TASK GOAL> Can you transcribe every record below exactly as it appears?

EXTRACTED ENTRIES>
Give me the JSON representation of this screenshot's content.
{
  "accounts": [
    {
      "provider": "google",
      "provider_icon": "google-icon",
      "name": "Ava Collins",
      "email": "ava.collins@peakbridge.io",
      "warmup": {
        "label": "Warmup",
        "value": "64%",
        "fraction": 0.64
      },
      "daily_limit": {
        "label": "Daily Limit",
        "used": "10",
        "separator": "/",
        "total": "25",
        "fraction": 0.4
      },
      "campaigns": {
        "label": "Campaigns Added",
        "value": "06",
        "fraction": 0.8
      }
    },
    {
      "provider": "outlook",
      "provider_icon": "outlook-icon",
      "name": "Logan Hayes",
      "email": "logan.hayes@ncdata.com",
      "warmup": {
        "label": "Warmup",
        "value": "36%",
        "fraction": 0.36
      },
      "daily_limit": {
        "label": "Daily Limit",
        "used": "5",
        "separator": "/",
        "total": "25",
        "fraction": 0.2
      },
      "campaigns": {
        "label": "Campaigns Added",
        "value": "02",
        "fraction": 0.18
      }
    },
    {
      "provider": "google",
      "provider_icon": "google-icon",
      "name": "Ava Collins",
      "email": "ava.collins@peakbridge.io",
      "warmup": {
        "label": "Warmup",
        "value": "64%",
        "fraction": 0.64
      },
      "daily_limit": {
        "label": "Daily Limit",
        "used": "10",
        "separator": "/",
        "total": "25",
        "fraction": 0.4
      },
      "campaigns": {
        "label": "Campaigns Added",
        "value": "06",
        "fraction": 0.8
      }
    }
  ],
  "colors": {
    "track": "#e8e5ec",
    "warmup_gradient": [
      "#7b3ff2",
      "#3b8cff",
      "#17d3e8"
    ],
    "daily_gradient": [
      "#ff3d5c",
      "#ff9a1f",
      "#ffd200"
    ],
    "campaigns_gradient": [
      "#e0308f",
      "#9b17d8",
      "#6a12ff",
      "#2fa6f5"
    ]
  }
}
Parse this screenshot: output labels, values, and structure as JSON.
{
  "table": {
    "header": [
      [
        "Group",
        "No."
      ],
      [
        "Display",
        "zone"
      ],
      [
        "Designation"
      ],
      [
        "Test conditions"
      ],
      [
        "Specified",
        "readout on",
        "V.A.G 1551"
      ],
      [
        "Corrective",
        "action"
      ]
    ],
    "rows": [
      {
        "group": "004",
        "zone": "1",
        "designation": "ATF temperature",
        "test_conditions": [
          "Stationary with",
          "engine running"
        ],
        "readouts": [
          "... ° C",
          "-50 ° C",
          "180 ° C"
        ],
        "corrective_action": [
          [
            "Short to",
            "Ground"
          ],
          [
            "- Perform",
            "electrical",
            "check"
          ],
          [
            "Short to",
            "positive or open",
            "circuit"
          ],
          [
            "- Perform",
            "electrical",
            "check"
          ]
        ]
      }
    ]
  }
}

THE SOLUTION>
Give me the JSON representation of this screenshot's content.
{
  "accounts": [
    {
      "provider": "google",
      "provider_icon": "google-icon",
      "name": "Ava Collins",
      "email": "ava.collins@peakbridge.io",
      "warmup": {
        "label": "Warmup",
        "value": "64%",
        "fraction": 0.64
      },
      "daily_limit": {
        "label": "Daily Limit",
        "used": "10",
        "separator": "/",
        "total": "25",
        "fraction": 0.4
      },
      "campaigns": {
        "label": "Campaigns Added",
        "value": "06",
        "fraction": 0.8
      }
    },
    {
      "provider": "outlook",
      "provider_icon": "outlook-icon",
      "name": "Logan Hayes",
      "email": "logan.hayes@ncdata.com",
      "warmup": {
        "label": "Warmup",
        "value": "36%",
        "fraction": 0.36
      },
      "daily_limit": {
        "label": "Daily Limit",
        "used": "5",
        "separator": "/",
        "total": "25",
        "fraction": 0.2
      },
      "campaigns": {
        "label": "Campaigns Added",
        "value": "02",
        "fraction": 0.18
      }
    },
    {
      "provider": "google",
      "provider_icon": "google-icon",
      "name": "Ava Collins",
      "email": "ava.collins@peakbridge.io",
      "warmup": {
        "label": "Warmup",
        "value": "64%",
        "fraction": 0.64
      },
      "daily_limit": {
        "label": "Daily Limit",
        "used": "10",
        "separator": "/",
        "total": "25",
        "fraction": 0.4
      },
      "campaigns": {
        "label": "Campaigns Added",
        "value": "06",
        "fraction": 0.8
      }
    }
  ],
  "colors": {
    "track": "#e8e5ec",
    "warmup_gradient": [
      "#7b3ff2",
      "#3b8cff",
      "#17d3e8"
    ],
    "daily_gradient": [
      "#ff3d5c",
      "#ff9a1f",
      "#ffd200"
    ],
    "campaigns_gradient": [
      "#e0308f",
      "#9b17d8",
      "#6a12ff",
      "#2fa6f5"
    ]
  }
}
Parse this screenshot: output labels, values, and structure as JSON.
{
  "table": {
    "header": [
      [
        "Group",
        "No."
      ],
      [
        "Display",
        "zone"
      ],
      [
        "Designation"
      ],
      [
        "Test conditions"
      ],
      [
        "Specified",
        "readout on",
        "V.A.G 1551"
      ],
      [
        "Corrective",
        "action"
      ]
    ],
    "rows": [
      {
        "group": "004",
        "zone": "1",
        "designation": "ATF temperature",
        "test_conditions": [
          "Stationary with",
          "engine running"
        ],
        "readouts": [
          "... ° C",
          "-50 ° C",
          "180 ° C"
        ],
        "corrective_action": [
          [
            "Short to",
            "Ground"
          ],
          [
            "- Perform",
            "electrical",
            "check"
          ],
          [
            "Short to",
            "positive or open",
            "circuit"
          ],
          [
            "- Perform",
            "electrical",
            "check"
          ]
        ]
      }
    ]
  }
}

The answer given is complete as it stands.